— BEGIN Available data —

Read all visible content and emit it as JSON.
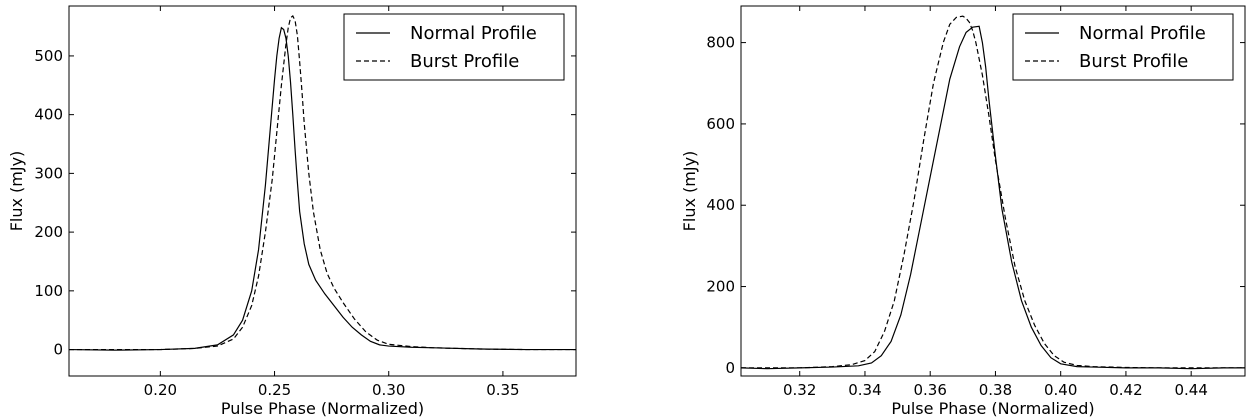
{
  "chart_data": [
    {
      "type": "line",
      "xlabel": "Pulse Phase (Normalized)",
      "ylabel": "Flux (mJy)",
      "xlim": [
        0.16,
        0.382
      ],
      "ylim": [
        -45,
        585
      ],
      "xticks": [
        0.2,
        0.25,
        0.3,
        0.35
      ],
      "xtick_labels": [
        "0.20",
        "0.25",
        "0.30",
        "0.35"
      ],
      "yticks": [
        0,
        100,
        200,
        300,
        400,
        500
      ],
      "ytick_labels": [
        "0",
        "100",
        "200",
        "300",
        "400",
        "500"
      ],
      "grid": false,
      "legend": "top-right",
      "series": [
        {
          "name": "Normal Profile",
          "style": "solid",
          "x": [
            0.16,
            0.18,
            0.2,
            0.215,
            0.225,
            0.232,
            0.236,
            0.24,
            0.243,
            0.246,
            0.248,
            0.25,
            0.251,
            0.252,
            0.253,
            0.254,
            0.255,
            0.256,
            0.257,
            0.258,
            0.259,
            0.26,
            0.261,
            0.263,
            0.265,
            0.268,
            0.272,
            0.276,
            0.28,
            0.284,
            0.288,
            0.292,
            0.296,
            0.3,
            0.31,
            0.32,
            0.34,
            0.36,
            0.382
          ],
          "y": [
            0,
            -1,
            0,
            2,
            8,
            25,
            50,
            100,
            170,
            280,
            370,
            460,
            500,
            530,
            548,
            545,
            530,
            500,
            455,
            400,
            340,
            285,
            235,
            180,
            145,
            118,
            95,
            75,
            55,
            38,
            25,
            14,
            8,
            6,
            4,
            3,
            1,
            0,
            0
          ]
        },
        {
          "name": "Burst Profile",
          "style": "dashed",
          "x": [
            0.16,
            0.18,
            0.2,
            0.215,
            0.225,
            0.232,
            0.236,
            0.24,
            0.243,
            0.246,
            0.249,
            0.251,
            0.253,
            0.255,
            0.256,
            0.257,
            0.258,
            0.259,
            0.26,
            0.261,
            0.262,
            0.263,
            0.265,
            0.267,
            0.27,
            0.273,
            0.276,
            0.28,
            0.285,
            0.29,
            0.295,
            0.3,
            0.31,
            0.32,
            0.34,
            0.36,
            0.382
          ],
          "y": [
            0,
            0,
            0,
            2,
            6,
            18,
            38,
            75,
            125,
            200,
            290,
            370,
            450,
            520,
            548,
            565,
            568,
            560,
            535,
            490,
            440,
            385,
            300,
            235,
            170,
            130,
            105,
            80,
            52,
            30,
            16,
            9,
            5,
            3,
            1,
            0,
            0
          ]
        }
      ]
    },
    {
      "type": "line",
      "xlabel": "Pulse Phase (Normalized)",
      "ylabel": "Flux (mJy)",
      "xlim": [
        0.302,
        0.4565
      ],
      "ylim": [
        -20,
        890
      ],
      "xticks": [
        0.32,
        0.34,
        0.36,
        0.38,
        0.4,
        0.42,
        0.44
      ],
      "xtick_labels": [
        "0.32",
        "0.34",
        "0.36",
        "0.38",
        "0.40",
        "0.42",
        "0.44"
      ],
      "yticks": [
        0,
        200,
        400,
        600,
        800
      ],
      "ytick_labels": [
        "0",
        "200",
        "400",
        "600",
        "800"
      ],
      "grid": false,
      "legend": "top-right",
      "series": [
        {
          "name": "Normal Profile",
          "style": "solid",
          "x": [
            0.302,
            0.31,
            0.32,
            0.33,
            0.338,
            0.342,
            0.345,
            0.348,
            0.351,
            0.354,
            0.357,
            0.36,
            0.363,
            0.366,
            0.369,
            0.371,
            0.373,
            0.375,
            0.376,
            0.377,
            0.378,
            0.38,
            0.382,
            0.385,
            0.388,
            0.391,
            0.394,
            0.397,
            0.4,
            0.405,
            0.41,
            0.42,
            0.43,
            0.44,
            0.45,
            0.4565
          ],
          "y": [
            0,
            -2,
            0,
            2,
            5,
            12,
            30,
            65,
            130,
            230,
            350,
            470,
            590,
            710,
            790,
            825,
            838,
            840,
            800,
            740,
            660,
            520,
            390,
            260,
            165,
            100,
            55,
            25,
            10,
            3,
            2,
            0,
            0,
            -2,
            0,
            0
          ]
        },
        {
          "name": "Burst Profile",
          "style": "dashed",
          "x": [
            0.302,
            0.31,
            0.32,
            0.33,
            0.336,
            0.34,
            0.343,
            0.346,
            0.349,
            0.352,
            0.355,
            0.358,
            0.361,
            0.364,
            0.366,
            0.368,
            0.37,
            0.371,
            0.372,
            0.373,
            0.374,
            0.376,
            0.378,
            0.38,
            0.383,
            0.386,
            0.389,
            0.392,
            0.395,
            0.398,
            0.401,
            0.405,
            0.41,
            0.42,
            0.43,
            0.44,
            0.4565
          ],
          "y": [
            0,
            0,
            0,
            3,
            8,
            18,
            40,
            90,
            165,
            280,
            410,
            560,
            700,
            800,
            845,
            862,
            865,
            860,
            850,
            830,
            800,
            720,
            620,
            510,
            370,
            250,
            165,
            105,
            60,
            30,
            14,
            6,
            3,
            1,
            0,
            0,
            0
          ]
        }
      ]
    }
  ]
}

— END Available data —

▶ _Aim of the exercise_
Quote the records in their entirety, keeping the wording exact and excluding pictures.

▶ _Exercise answer_
Read all visible content and emit it as JSON.
{
  "chart_data": [
    {
      "type": "line",
      "xlabel": "Pulse Phase (Normalized)",
      "ylabel": "Flux (mJy)",
      "xlim": [
        0.16,
        0.382
      ],
      "ylim": [
        -45,
        585
      ],
      "xticks": [
        0.2,
        0.25,
        0.3,
        0.35
      ],
      "xtick_labels": [
        "0.20",
        "0.25",
        "0.30",
        "0.35"
      ],
      "yticks": [
        0,
        100,
        200,
        300,
        400,
        500
      ],
      "ytick_labels": [
        "0",
        "100",
        "200",
        "300",
        "400",
        "500"
      ],
      "grid": false,
      "legend": "top-right",
      "series": [
        {
          "name": "Normal Profile",
          "style": "solid",
          "x": [
            0.16,
            0.18,
            0.2,
            0.215,
            0.225,
            0.232,
            0.236,
            0.24,
            0.243,
            0.246,
            0.248,
            0.25,
            0.251,
            0.252,
            0.253,
            0.254,
            0.255,
            0.256,
            0.257,
            0.258,
            0.259,
            0.26,
            0.261,
            0.263,
            0.265,
            0.268,
            0.272,
            0.276,
            0.28,
            0.284,
            0.288,
            0.292,
            0.296,
            0.3,
            0.31,
            0.32,
            0.34,
            0.36,
            0.382
          ],
          "y": [
            0,
            -1,
            0,
            2,
            8,
            25,
            50,
            100,
            170,
            280,
            370,
            460,
            500,
            530,
            548,
            545,
            530,
            500,
            455,
            400,
            340,
            285,
            235,
            180,
            145,
            118,
            95,
            75,
            55,
            38,
            25,
            14,
            8,
            6,
            4,
            3,
            1,
            0,
            0
          ]
        },
        {
          "name": "Burst Profile",
          "style": "dashed",
          "x": [
            0.16,
            0.18,
            0.2,
            0.215,
            0.225,
            0.232,
            0.236,
            0.24,
            0.243,
            0.246,
            0.249,
            0.251,
            0.253,
            0.255,
            0.256,
            0.257,
            0.258,
            0.259,
            0.26,
            0.261,
            0.262,
            0.263,
            0.265,
            0.267,
            0.27,
            0.273,
            0.276,
            0.28,
            0.285,
            0.29,
            0.295,
            0.3,
            0.31,
            0.32,
            0.34,
            0.36,
            0.382
          ],
          "y": [
            0,
            0,
            0,
            2,
            6,
            18,
            38,
            75,
            125,
            200,
            290,
            370,
            450,
            520,
            548,
            565,
            568,
            560,
            535,
            490,
            440,
            385,
            300,
            235,
            170,
            130,
            105,
            80,
            52,
            30,
            16,
            9,
            5,
            3,
            1,
            0,
            0
          ]
        }
      ]
    },
    {
      "type": "line",
      "xlabel": "Pulse Phase (Normalized)",
      "ylabel": "Flux (mJy)",
      "xlim": [
        0.302,
        0.4565
      ],
      "ylim": [
        -20,
        890
      ],
      "xticks": [
        0.32,
        0.34,
        0.36,
        0.38,
        0.4,
        0.42,
        0.44
      ],
      "xtick_labels": [
        "0.32",
        "0.34",
        "0.36",
        "0.38",
        "0.40",
        "0.42",
        "0.44"
      ],
      "yticks": [
        0,
        200,
        400,
        600,
        800
      ],
      "ytick_labels": [
        "0",
        "200",
        "400",
        "600",
        "800"
      ],
      "grid": false,
      "legend": "top-right",
      "series": [
        {
          "name": "Normal Profile",
          "style": "solid",
          "x": [
            0.302,
            0.31,
            0.32,
            0.33,
            0.338,
            0.342,
            0.345,
            0.348,
            0.351,
            0.354,
            0.357,
            0.36,
            0.363,
            0.366,
            0.369,
            0.371,
            0.373,
            0.375,
            0.376,
            0.377,
            0.378,
            0.38,
            0.382,
            0.385,
            0.388,
            0.391,
            0.394,
            0.397,
            0.4,
            0.405,
            0.41,
            0.42,
            0.43,
            0.44,
            0.45,
            0.4565
          ],
          "y": [
            0,
            -2,
            0,
            2,
            5,
            12,
            30,
            65,
            130,
            230,
            350,
            470,
            590,
            710,
            790,
            825,
            838,
            840,
            800,
            740,
            660,
            520,
            390,
            260,
            165,
            100,
            55,
            25,
            10,
            3,
            2,
            0,
            0,
            -2,
            0,
            0
          ]
        },
        {
          "name": "Burst Profile",
          "style": "dashed",
          "x": [
            0.302,
            0.31,
            0.32,
            0.33,
            0.336,
            0.34,
            0.343,
            0.346,
            0.349,
            0.352,
            0.355,
            0.358,
            0.361,
            0.364,
            0.366,
            0.368,
            0.37,
            0.371,
            0.372,
            0.373,
            0.374,
            0.376,
            0.378,
            0.38,
            0.383,
            0.386,
            0.389,
            0.392,
            0.395,
            0.398,
            0.401,
            0.405,
            0.41,
            0.42,
            0.43,
            0.44,
            0.4565
          ],
          "y": [
            0,
            0,
            0,
            3,
            8,
            18,
            40,
            90,
            165,
            280,
            410,
            560,
            700,
            800,
            845,
            862,
            865,
            860,
            850,
            830,
            800,
            720,
            620,
            510,
            370,
            250,
            165,
            105,
            60,
            30,
            14,
            6,
            3,
            1,
            0,
            0,
            0
          ]
        }
      ]
    }
  ]
}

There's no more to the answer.